*** Opening of INFORMATION GIVEN ***

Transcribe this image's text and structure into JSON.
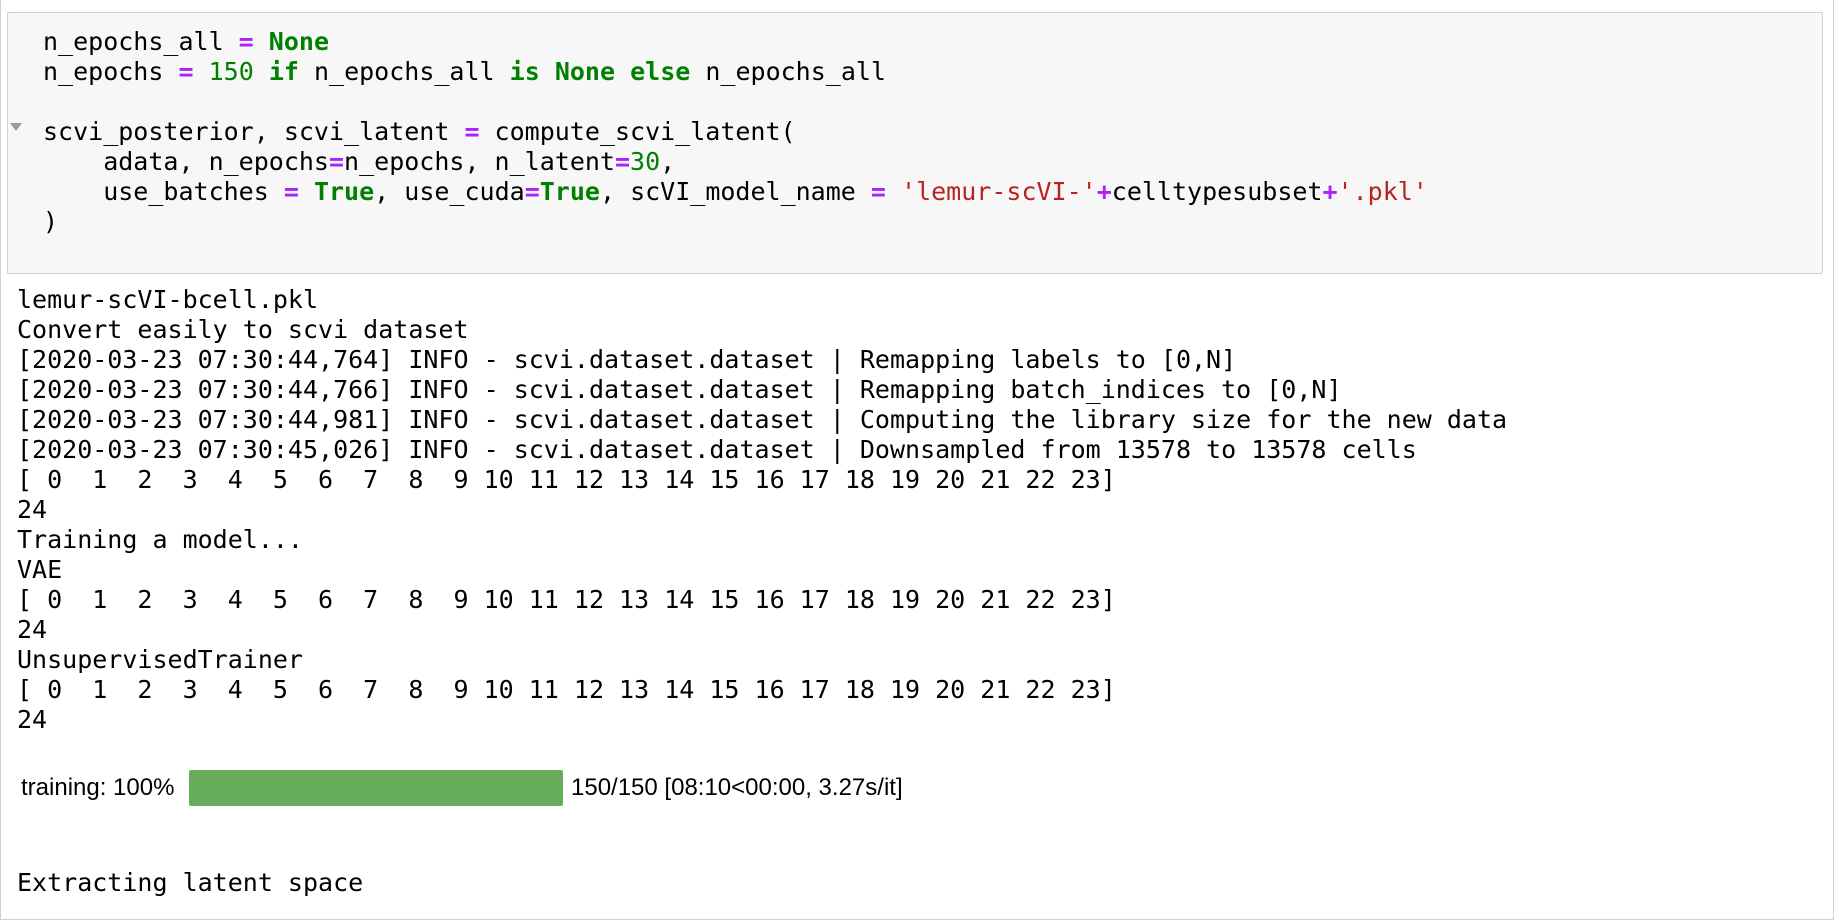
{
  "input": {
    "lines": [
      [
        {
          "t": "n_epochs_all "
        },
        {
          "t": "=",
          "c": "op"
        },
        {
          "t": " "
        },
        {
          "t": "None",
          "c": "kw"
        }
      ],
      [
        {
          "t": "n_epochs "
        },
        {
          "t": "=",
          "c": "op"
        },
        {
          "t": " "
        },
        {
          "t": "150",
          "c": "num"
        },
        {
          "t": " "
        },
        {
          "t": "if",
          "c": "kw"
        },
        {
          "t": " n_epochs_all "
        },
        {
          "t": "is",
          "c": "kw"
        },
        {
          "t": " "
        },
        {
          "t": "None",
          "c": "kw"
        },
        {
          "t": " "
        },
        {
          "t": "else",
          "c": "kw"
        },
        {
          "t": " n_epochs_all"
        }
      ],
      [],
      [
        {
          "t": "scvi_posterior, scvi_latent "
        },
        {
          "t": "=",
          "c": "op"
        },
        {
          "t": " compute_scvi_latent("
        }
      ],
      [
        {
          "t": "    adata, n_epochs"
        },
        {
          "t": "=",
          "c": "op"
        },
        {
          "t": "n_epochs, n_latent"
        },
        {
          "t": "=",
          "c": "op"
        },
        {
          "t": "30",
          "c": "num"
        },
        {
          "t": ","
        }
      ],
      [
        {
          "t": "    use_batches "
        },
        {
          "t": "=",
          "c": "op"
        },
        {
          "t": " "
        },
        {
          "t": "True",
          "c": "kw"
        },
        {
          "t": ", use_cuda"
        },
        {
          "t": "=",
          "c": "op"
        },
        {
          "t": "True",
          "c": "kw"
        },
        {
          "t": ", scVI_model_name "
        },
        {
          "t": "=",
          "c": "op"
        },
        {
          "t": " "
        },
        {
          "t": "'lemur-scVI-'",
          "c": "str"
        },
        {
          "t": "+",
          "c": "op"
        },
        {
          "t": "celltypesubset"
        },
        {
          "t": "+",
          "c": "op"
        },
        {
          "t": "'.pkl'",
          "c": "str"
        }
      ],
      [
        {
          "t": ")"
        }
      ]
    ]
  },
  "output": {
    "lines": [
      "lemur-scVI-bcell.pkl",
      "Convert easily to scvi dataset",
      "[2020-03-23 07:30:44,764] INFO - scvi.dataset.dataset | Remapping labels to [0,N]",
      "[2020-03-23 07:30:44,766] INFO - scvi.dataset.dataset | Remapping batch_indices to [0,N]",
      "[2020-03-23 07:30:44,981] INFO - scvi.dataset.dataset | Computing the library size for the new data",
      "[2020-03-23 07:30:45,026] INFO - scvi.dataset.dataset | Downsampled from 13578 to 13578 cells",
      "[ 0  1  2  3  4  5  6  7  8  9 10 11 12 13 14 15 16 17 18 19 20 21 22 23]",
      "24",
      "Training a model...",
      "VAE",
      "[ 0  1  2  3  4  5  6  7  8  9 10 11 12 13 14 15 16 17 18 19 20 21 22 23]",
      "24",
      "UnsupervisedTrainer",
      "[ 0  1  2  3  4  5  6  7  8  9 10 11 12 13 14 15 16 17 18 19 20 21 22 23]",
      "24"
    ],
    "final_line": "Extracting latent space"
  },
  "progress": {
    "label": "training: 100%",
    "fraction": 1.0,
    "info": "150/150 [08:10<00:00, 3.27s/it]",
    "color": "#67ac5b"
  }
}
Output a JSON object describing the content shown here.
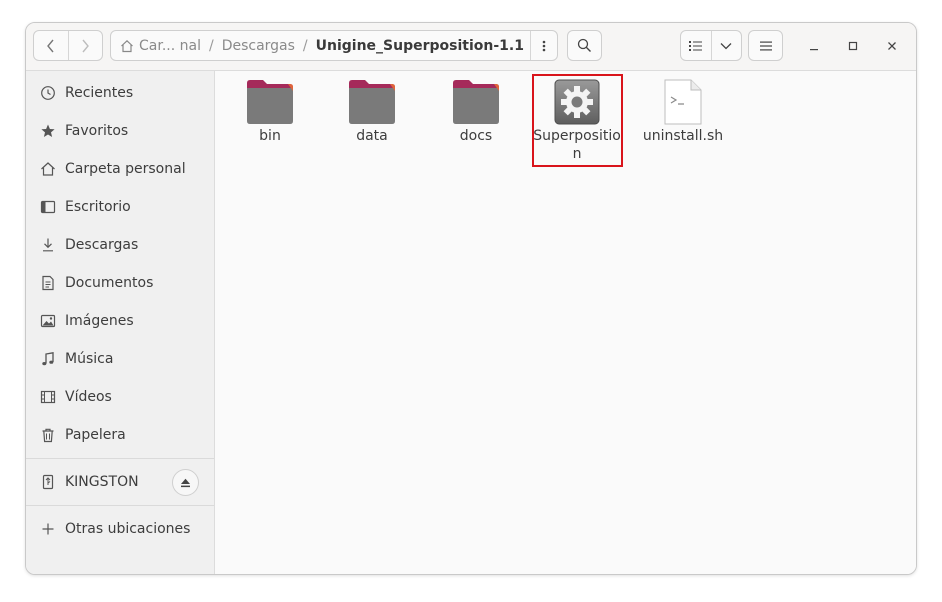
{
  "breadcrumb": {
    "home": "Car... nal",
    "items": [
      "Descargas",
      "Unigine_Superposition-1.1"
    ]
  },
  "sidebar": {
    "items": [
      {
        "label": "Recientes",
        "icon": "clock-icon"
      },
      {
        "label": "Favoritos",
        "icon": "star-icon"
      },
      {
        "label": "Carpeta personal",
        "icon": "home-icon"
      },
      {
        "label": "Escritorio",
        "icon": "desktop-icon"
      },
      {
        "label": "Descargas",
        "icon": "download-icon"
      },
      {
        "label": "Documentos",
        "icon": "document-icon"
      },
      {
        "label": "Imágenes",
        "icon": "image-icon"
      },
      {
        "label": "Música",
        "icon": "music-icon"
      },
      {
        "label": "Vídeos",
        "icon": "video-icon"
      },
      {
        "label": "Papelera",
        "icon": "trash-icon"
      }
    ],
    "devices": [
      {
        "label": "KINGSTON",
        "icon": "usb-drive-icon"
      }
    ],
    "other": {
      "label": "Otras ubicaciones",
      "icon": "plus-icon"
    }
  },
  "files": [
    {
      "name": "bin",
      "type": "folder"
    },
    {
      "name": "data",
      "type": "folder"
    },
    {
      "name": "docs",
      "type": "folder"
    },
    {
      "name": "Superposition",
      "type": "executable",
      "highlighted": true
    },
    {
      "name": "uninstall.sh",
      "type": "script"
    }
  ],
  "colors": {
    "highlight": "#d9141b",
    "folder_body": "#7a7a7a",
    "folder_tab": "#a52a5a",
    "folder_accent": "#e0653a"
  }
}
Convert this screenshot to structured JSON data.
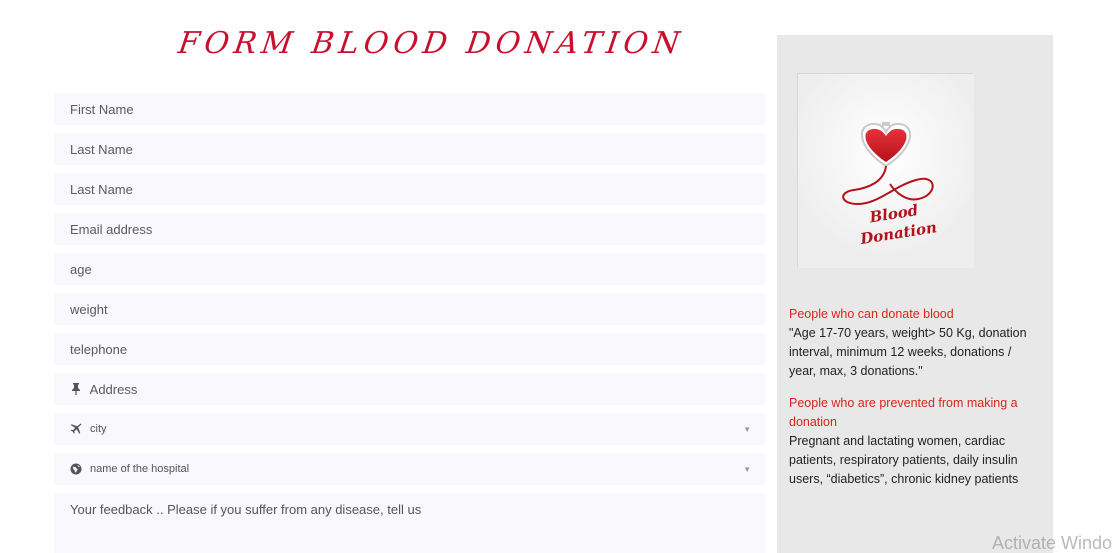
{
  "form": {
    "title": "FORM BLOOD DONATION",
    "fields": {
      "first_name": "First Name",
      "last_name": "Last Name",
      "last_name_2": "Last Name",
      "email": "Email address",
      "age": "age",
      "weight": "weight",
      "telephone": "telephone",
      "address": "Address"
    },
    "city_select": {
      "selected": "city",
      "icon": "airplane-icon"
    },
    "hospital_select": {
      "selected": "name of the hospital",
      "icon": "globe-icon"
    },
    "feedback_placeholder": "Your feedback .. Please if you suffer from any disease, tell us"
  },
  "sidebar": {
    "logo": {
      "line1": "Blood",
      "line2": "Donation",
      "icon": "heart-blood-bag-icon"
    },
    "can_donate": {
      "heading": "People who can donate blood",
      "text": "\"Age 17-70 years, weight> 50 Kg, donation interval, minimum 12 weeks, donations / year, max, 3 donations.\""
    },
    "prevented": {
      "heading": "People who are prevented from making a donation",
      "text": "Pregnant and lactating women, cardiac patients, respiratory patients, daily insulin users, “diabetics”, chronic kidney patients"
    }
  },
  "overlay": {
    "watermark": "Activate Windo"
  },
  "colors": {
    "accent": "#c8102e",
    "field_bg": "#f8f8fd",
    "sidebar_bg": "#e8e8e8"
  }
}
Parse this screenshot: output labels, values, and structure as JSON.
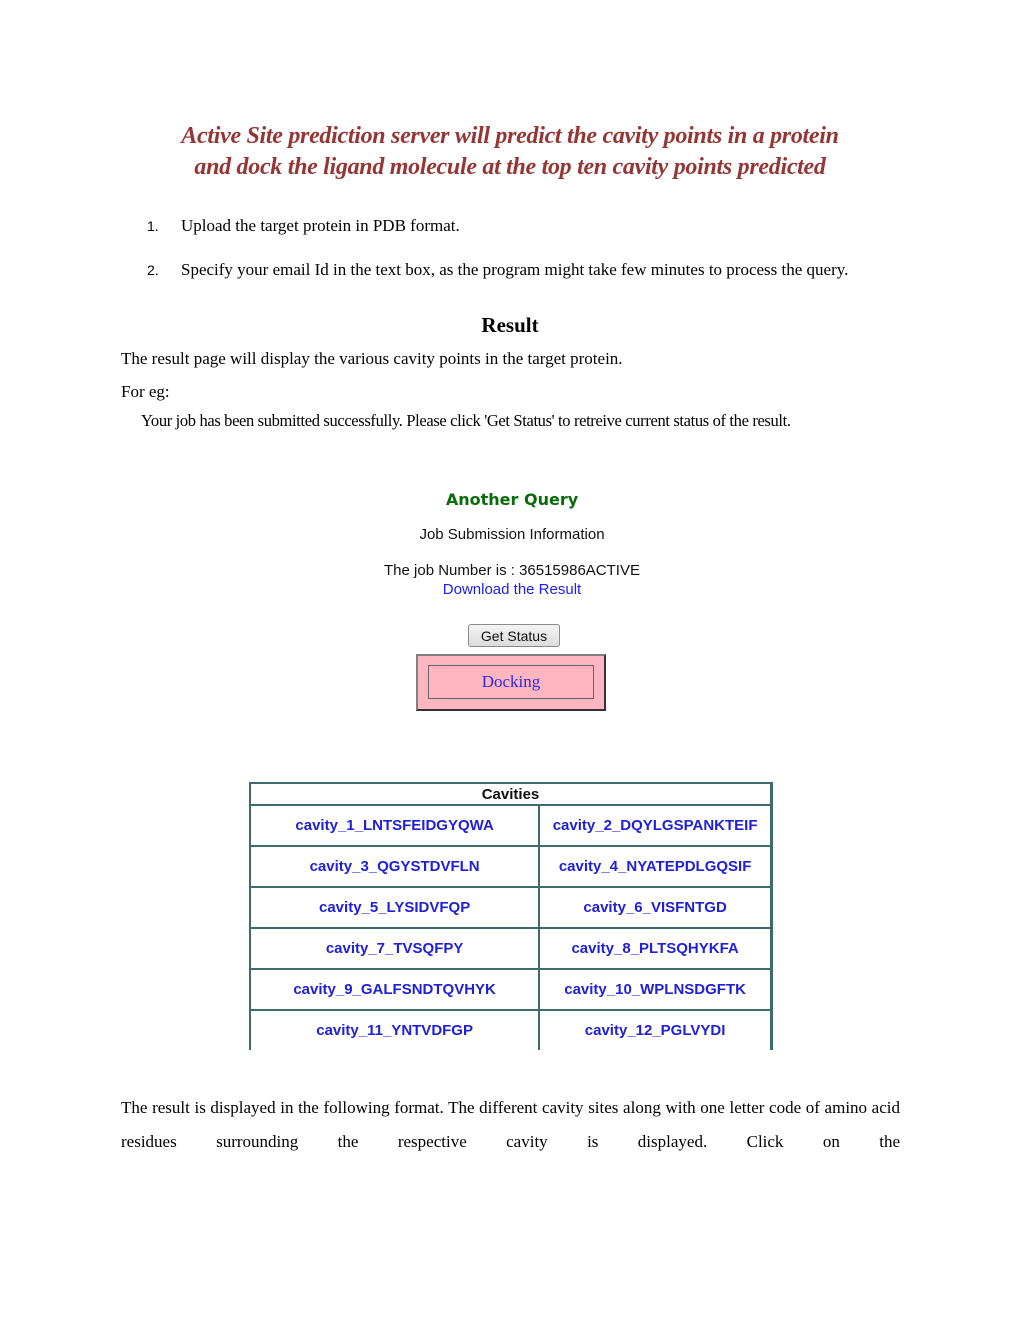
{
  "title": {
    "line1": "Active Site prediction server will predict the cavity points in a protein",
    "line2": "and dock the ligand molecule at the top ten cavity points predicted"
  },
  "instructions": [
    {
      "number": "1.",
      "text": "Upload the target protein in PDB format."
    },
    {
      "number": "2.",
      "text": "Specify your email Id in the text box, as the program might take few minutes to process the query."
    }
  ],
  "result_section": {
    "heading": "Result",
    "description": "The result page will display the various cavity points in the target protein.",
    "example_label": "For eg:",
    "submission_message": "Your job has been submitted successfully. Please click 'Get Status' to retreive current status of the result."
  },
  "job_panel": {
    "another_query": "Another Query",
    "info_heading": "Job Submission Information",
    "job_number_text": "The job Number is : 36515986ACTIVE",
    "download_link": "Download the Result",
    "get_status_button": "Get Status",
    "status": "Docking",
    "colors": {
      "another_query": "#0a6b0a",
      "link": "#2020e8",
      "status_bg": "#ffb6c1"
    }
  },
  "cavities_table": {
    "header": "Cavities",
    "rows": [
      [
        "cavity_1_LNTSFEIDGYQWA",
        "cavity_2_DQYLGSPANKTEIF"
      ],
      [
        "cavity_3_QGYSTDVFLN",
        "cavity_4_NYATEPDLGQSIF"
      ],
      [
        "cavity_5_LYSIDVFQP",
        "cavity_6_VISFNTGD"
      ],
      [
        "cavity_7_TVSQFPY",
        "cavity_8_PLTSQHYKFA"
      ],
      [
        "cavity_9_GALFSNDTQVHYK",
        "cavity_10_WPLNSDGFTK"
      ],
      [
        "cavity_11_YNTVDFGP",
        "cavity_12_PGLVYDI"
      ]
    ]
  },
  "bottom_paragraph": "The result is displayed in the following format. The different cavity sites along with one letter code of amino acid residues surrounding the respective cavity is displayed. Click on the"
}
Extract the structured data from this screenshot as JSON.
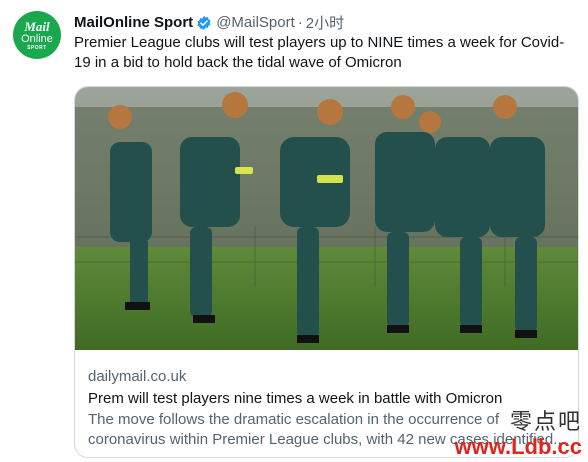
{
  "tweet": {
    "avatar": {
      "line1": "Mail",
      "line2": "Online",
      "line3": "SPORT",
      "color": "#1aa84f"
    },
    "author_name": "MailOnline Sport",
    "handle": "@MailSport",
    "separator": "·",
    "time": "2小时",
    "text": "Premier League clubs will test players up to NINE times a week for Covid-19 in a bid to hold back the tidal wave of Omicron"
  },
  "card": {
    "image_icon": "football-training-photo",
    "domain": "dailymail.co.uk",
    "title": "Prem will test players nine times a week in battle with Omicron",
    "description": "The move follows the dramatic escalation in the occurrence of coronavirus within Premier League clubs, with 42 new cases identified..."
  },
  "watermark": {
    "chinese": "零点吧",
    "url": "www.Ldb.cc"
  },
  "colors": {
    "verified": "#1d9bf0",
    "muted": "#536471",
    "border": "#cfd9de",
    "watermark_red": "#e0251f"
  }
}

*** Close of INFORMATION GIVEN ***

**WHAT YOU WILL DO**: Reproduce exactly and only the lines from the "Extract the structured" line to the last line of the records above. Do not carry over any pictures.

**YOUR SOLUTION**:
Extract the structured data from this screenshot as JSON.
{
  "tweet": {
    "avatar": {
      "line1": "Mail",
      "line2": "Online",
      "line3": "SPORT",
      "color": "#1aa84f"
    },
    "author_name": "MailOnline Sport",
    "handle": "@MailSport",
    "separator": "·",
    "time": "2小时",
    "text": "Premier League clubs will test players up to NINE times a week for Covid-19 in a bid to hold back the tidal wave of Omicron"
  },
  "card": {
    "image_icon": "football-training-photo",
    "domain": "dailymail.co.uk",
    "title": "Prem will test players nine times a week in battle with Omicron",
    "description": "The move follows the dramatic escalation in the occurrence of coronavirus within Premier League clubs, with 42 new cases identified..."
  },
  "watermark": {
    "chinese": "零点吧",
    "url": "www.Ldb.cc"
  },
  "colors": {
    "verified": "#1d9bf0",
    "muted": "#536471",
    "border": "#cfd9de",
    "watermark_red": "#e0251f"
  }
}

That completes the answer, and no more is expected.